> _PROMPT_
In the passage below about Facebook, when was the writer's current profile picture taken?

-- begin PASSAGE GIVEN --

My understanding of the ‘favorites’ section of the page was that I could click on the my hyperlink text and find all my friends who share the same favorites, and then those in my high school and city networks. In essence, it is still this way, but now the hyperlinks don’t bring the users to each other, but rather to wikipedia-based placeholders or the brands’ self-controlled homepages. Very clever, Mr. Zuckerberg, verrry clever.  Nevertheless, now that this section has been gridded and given images, I find myself being far less selective as to what I “like” and then gets added to my page. Now, even more than when I first joined, so many things on my page that don’t fall neatly into Facebook’s main categories, ‘liked’ photographers, software, web comicists, blogs, vloggers, city institutions and art galleries are all filed way under “other” or “entertainment.”  I’ve tried to flood the page with a wealth of associations which dilute the initial impact of my page, but I feel reflect a more holistic version of my identity, distorted slightly by having to ‘like’ certain pages (and forgetting to ‘unlike’ them) in order to communicate with them. Other ‘interests’ are listed purely because they have a digital home on Facebook and their peers do not. Last note about Facebook: I get flak for waiting to change my profile picture until at least a year has passed. (The current one is from moving-in day, sophomore year.) I’d much prefer that the profile picture was randomized from a group of them, and the user had a static icon. On the other hand, I really enjoy photography and take much pride when a friend makes my photo their 'default.' I wish there was a better way of expressing this or integrating the many hundreds of photos I've uploaded on my profile page without drinking the Timeline koool-aid. Another oddity is that I disable my birth date from being publicly seen until about a week before my birthday. All of the ‘fun’ of that avalanche of wall posts with less of the privacy risk.

-- end PASSAGE GIVEN --
-- begin SOURCE MATERIAL --

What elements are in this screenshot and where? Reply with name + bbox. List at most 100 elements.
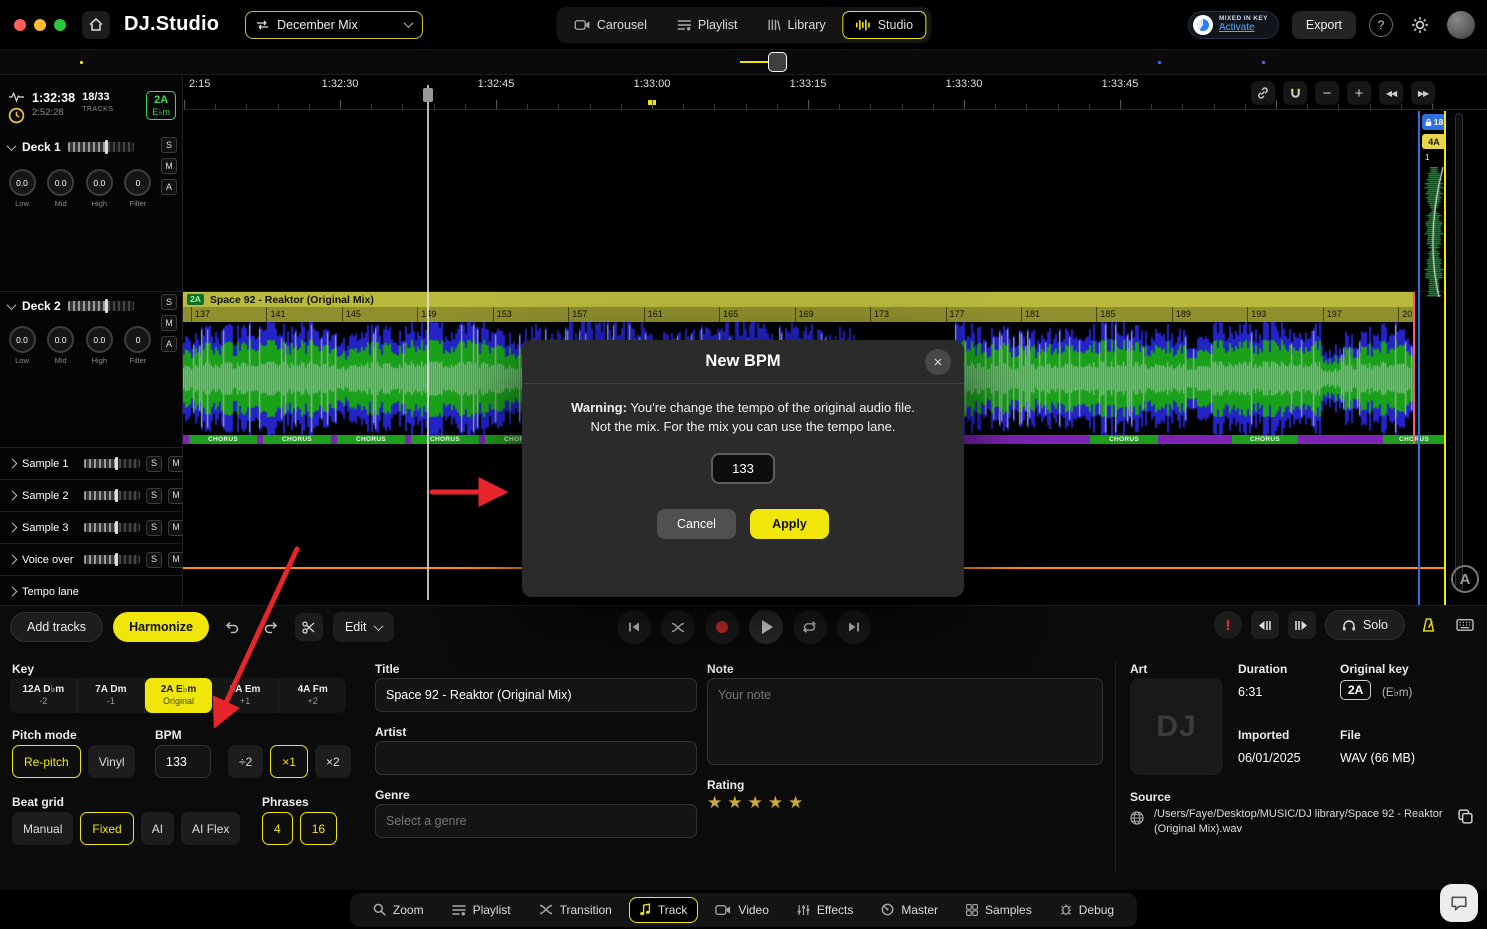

-- end SOURCE MATERIAL --

> _OUTPUT_
On moving-in day of sophomore year.